### TASK DATA
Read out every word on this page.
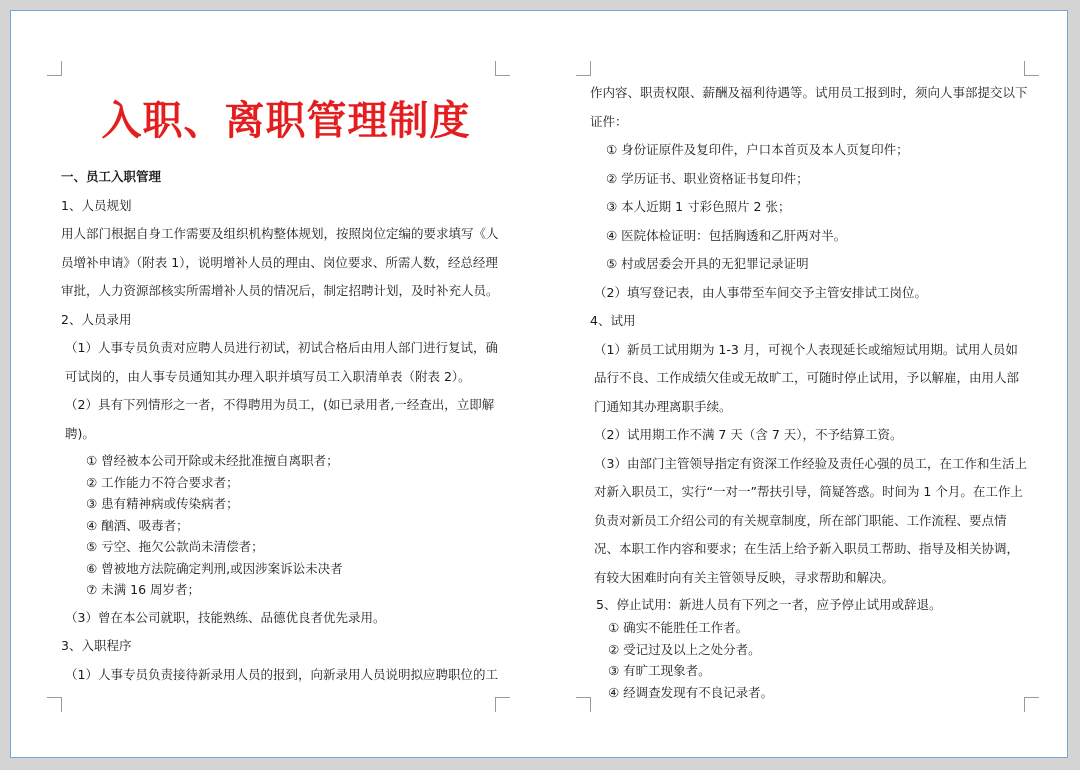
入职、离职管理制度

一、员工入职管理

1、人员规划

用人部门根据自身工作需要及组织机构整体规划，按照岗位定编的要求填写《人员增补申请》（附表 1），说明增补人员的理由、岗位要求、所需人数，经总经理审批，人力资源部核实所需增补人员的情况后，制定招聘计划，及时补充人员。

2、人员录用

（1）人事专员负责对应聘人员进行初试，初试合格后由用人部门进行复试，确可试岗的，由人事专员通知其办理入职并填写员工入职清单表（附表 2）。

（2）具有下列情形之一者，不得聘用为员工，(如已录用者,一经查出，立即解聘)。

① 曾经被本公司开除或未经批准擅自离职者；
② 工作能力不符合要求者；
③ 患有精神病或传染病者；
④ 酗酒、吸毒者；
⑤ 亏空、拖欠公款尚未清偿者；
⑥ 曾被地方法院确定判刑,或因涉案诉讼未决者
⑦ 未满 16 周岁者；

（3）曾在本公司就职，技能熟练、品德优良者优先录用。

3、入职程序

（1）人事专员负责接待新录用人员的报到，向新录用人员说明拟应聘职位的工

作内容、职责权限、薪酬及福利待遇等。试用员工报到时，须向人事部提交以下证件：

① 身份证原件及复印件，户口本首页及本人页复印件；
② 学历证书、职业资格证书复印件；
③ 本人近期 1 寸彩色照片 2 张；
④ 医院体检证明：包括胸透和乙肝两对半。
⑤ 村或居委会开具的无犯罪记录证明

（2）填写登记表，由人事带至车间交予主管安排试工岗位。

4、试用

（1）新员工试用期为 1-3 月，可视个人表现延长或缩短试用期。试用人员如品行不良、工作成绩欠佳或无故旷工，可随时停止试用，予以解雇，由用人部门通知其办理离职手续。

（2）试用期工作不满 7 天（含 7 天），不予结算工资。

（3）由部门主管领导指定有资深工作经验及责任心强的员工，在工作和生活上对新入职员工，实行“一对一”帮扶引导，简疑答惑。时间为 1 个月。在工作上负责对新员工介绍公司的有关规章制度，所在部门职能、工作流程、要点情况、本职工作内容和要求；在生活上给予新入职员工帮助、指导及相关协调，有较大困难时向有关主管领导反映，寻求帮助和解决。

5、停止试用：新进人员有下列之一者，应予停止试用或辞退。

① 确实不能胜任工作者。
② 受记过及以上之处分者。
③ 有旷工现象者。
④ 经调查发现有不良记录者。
######
WHAT YOU ARE ASKED TO DO = Output an exact copy of the material, with the pictures removed.

FINAL RESULT =
Read out every word on this page.
入职、离职管理制度

一、员工入职管理

1、人员规划

用人部门根据自身工作需要及组织机构整体规划，按照岗位定编的要求填写《人员增补申请》（附表 1），说明增补人员的理由、岗位要求、所需人数，经总经理审批，人力资源部核实所需增补人员的情况后，制定招聘计划，及时补充人员。

2、人员录用

（1）人事专员负责对应聘人员进行初试，初试合格后由用人部门进行复试，确可试岗的，由人事专员通知其办理入职并填写员工入职清单表（附表 2）。

（2）具有下列情形之一者，不得聘用为员工，(如已录用者,一经查出，立即解聘)。

① 曾经被本公司开除或未经批准擅自离职者；
② 工作能力不符合要求者；
③ 患有精神病或传染病者；
④ 酗酒、吸毒者；
⑤ 亏空、拖欠公款尚未清偿者；
⑥ 曾被地方法院确定判刑,或因涉案诉讼未决者
⑦ 未满 16 周岁者；

（3）曾在本公司就职，技能熟练、品德优良者优先录用。

3、入职程序

（1）人事专员负责接待新录用人员的报到，向新录用人员说明拟应聘职位的工

作内容、职责权限、薪酬及福利待遇等。试用员工报到时，须向人事部提交以下证件：

① 身份证原件及复印件，户口本首页及本人页复印件；
② 学历证书、职业资格证书复印件；
③ 本人近期 1 寸彩色照片 2 张；
④ 医院体检证明：包括胸透和乙肝两对半。
⑤ 村或居委会开具的无犯罪记录证明

（2）填写登记表，由人事带至车间交予主管安排试工岗位。

4、试用

（1）新员工试用期为 1-3 月，可视个人表现延长或缩短试用期。试用人员如品行不良、工作成绩欠佳或无故旷工，可随时停止试用，予以解雇，由用人部门通知其办理离职手续。

（2）试用期工作不满 7 天（含 7 天），不予结算工资。

（3）由部门主管领导指定有资深工作经验及责任心强的员工，在工作和生活上对新入职员工，实行“一对一”帮扶引导，简疑答惑。时间为 1 个月。在工作上负责对新员工介绍公司的有关规章制度，所在部门职能、工作流程、要点情况、本职工作内容和要求；在生活上给予新入职员工帮助、指导及相关协调，有较大困难时向有关主管领导反映，寻求帮助和解决。

5、停止试用：新进人员有下列之一者，应予停止试用或辞退。

① 确实不能胜任工作者。
② 受记过及以上之处分者。
③ 有旷工现象者。
④ 经调查发现有不良记录者。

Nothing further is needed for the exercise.